Extract the text of every entry below exactly; leave images out.

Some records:
--*--
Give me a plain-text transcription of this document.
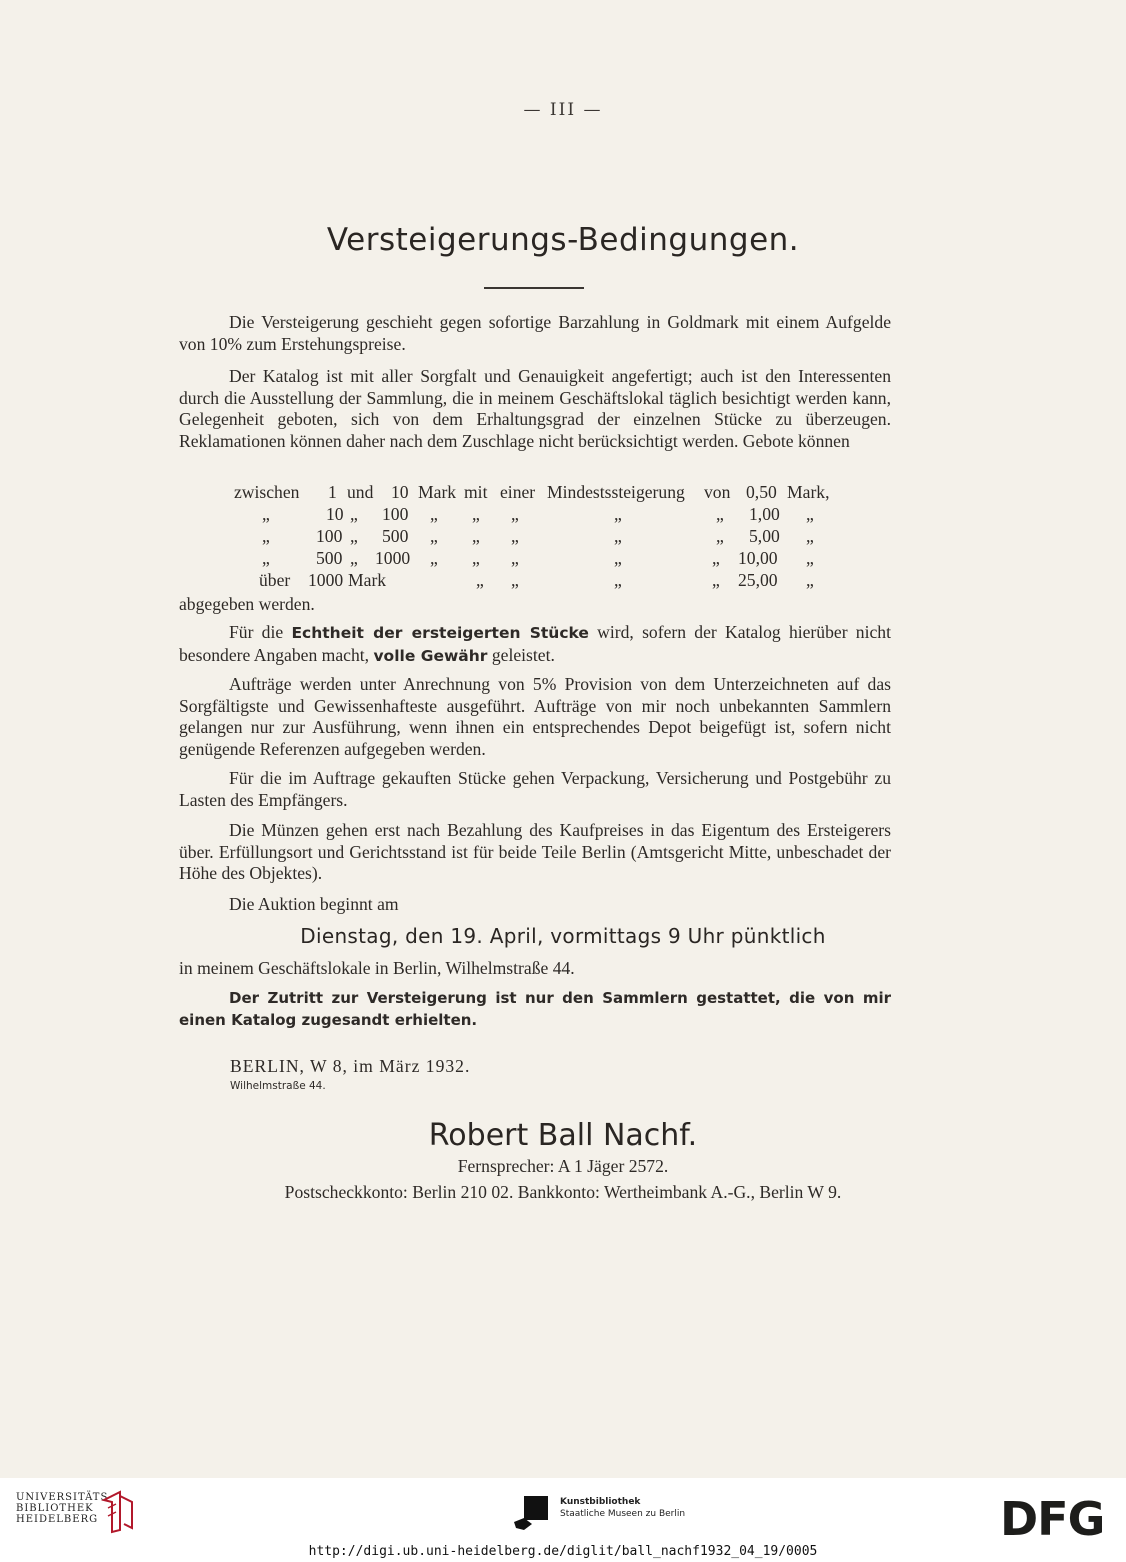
— III —
Versteigerungs-Bedingungen.

Die Versteigerung geschieht gegen sofortige Barzahlung in Goldmark mit einem Aufgelde von 10% zum Erstehungspreise.

Der Katalog ist mit aller Sorgfalt und Genauigkeit angefertigt; auch ist den Interessenten durch die Ausstellung der Sammlung, die in meinem Geschäftslokal täglich besichtigt werden kann, Gelegenheit geboten, sich von dem Erhaltungsgrad der einzelnen Stücke zu überzeugen. Reklamationen können daher nach dem Zuschlage nicht berücksichtigt werden. Gebote können

zwischen 1 und 10 Mark mit einer Mindestssteigerung von 0,50 Mark,
„	10 „ 100 „ „ „	„	„ 1,00 „
„	100 „ 500 „ „ „	„	„ 5,00 „
„	500 „ 1000 „ „ „	„	„ 10,00 „
über 1000 Mark	„ „	„	„ 25,00 „

abgegeben werden.

Für die Echtheit der ersteigerten Stücke wird, sofern der Katalog hierüber nicht besondere Angaben macht, volle Gewähr geleistet.

Aufträge werden unter Anrechnung von 5% Provision von dem Unterzeichneten auf das Sorgfältigste und Gewissenhafteste ausgeführt. Aufträge von mir noch unbekannten Sammlern gelangen nur zur Ausführung, wenn ihnen ein entsprechendes Depot beigefügt ist, sofern nicht genügende Referenzen aufgegeben werden.

Für die im Auftrage gekauften Stücke gehen Verpackung, Versicherung und Postgebühr zu Lasten des Empfängers.

Die Münzen gehen erst nach Bezahlung des Kaufpreises in das Eigentum des Ersteigerers über. Erfüllungsort und Gerichtsstand ist für beide Teile Berlin (Amtsgericht Mitte, unbeschadet der Höhe des Objektes).

Die Auktion beginnt am

Dienstag, den 19. April, vormittags 9 Uhr pünktlich

in meinem Geschäftslokale in Berlin, Wilhelmstraße 44.

Der Zutritt zur Versteigerung ist nur den Sammlern gestattet, die von mir einen Katalog zugesandt erhielten.
BERLIN, W 8, im März 1932.
Wilhelmstraße 44.
Robert Ball Nachf.
Fernsprecher: A 1 Jäger 2572.
Postscheckkonto: Berlin 210 02. Bankkonto: Wertheimbank A.-G., Berlin W 9.
UNIVERSITÄTS-
BIBLIOTHEK
HEIDELBERG
Kunstbibliothek
Staatliche Museen zu Berlin	DFG
http://digi.ub.uni-heidelberg.de/diglit/ball_nachf1932_04_19/0005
--*--
Written answer:
Give me a plain-text transcription of this document.
— III —
Versteigerungs-Bedingungen.

Die Versteigerung geschieht gegen sofortige Barzahlung in Goldmark mit einem Aufgelde von 10% zum Erstehungspreise.

Der Katalog ist mit aller Sorgfalt und Genauigkeit angefertigt; auch ist den Interessenten durch die Ausstellung der Sammlung, die in meinem Geschäftslokal täglich besichtigt werden kann, Gelegenheit geboten, sich von dem Erhaltungsgrad der einzelnen Stücke zu überzeugen. Reklamationen können daher nach dem Zuschlage nicht berücksichtigt werden. Gebote können

zwischen 1 und 10 Mark mit einer Mindestssteigerung von 0,50 Mark,
„	10 „ 100 „ „ „	„	„ 1,00 „
„	100 „ 500 „ „ „	„	„ 5,00 „
„	500 „ 1000 „ „ „	„	„ 10,00 „
über 1000 Mark	„ „	„	„ 25,00 „

abgegeben werden.

Für die Echtheit der ersteigerten Stücke wird, sofern der Katalog hierüber nicht besondere Angaben macht, volle Gewähr geleistet.

Aufträge werden unter Anrechnung von 5% Provision von dem Unterzeichneten auf das Sorgfältigste und Gewissenhafteste ausgeführt. Aufträge von mir noch unbekannten Sammlern gelangen nur zur Ausführung, wenn ihnen ein entsprechendes Depot beigefügt ist, sofern nicht genügende Referenzen aufgegeben werden.

Für die im Auftrage gekauften Stücke gehen Verpackung, Versicherung und Postgebühr zu Lasten des Empfängers.

Die Münzen gehen erst nach Bezahlung des Kaufpreises in das Eigentum des Ersteigerers über. Erfüllungsort und Gerichtsstand ist für beide Teile Berlin (Amtsgericht Mitte, unbeschadet der Höhe des Objektes).

Die Auktion beginnt am

Dienstag, den 19. April, vormittags 9 Uhr pünktlich

in meinem Geschäftslokale in Berlin, Wilhelmstraße 44.

Der Zutritt zur Versteigerung ist nur den Sammlern gestattet, die von mir einen Katalog zugesandt erhielten.
BERLIN, W 8, im März 1932.
Wilhelmstraße 44.
Robert Ball Nachf.
Fernsprecher: A 1 Jäger 2572.
Postscheckkonto: Berlin 210 02. Bankkonto: Wertheimbank A.-G., Berlin W 9.
UNIVERSITÄTS-
BIBLIOTHEK
HEIDELBERG
Kunstbibliothek
Staatliche Museen zu Berlin	DFG
http://digi.ub.uni-heidelberg.de/diglit/ball_nachf1932_04_19/0005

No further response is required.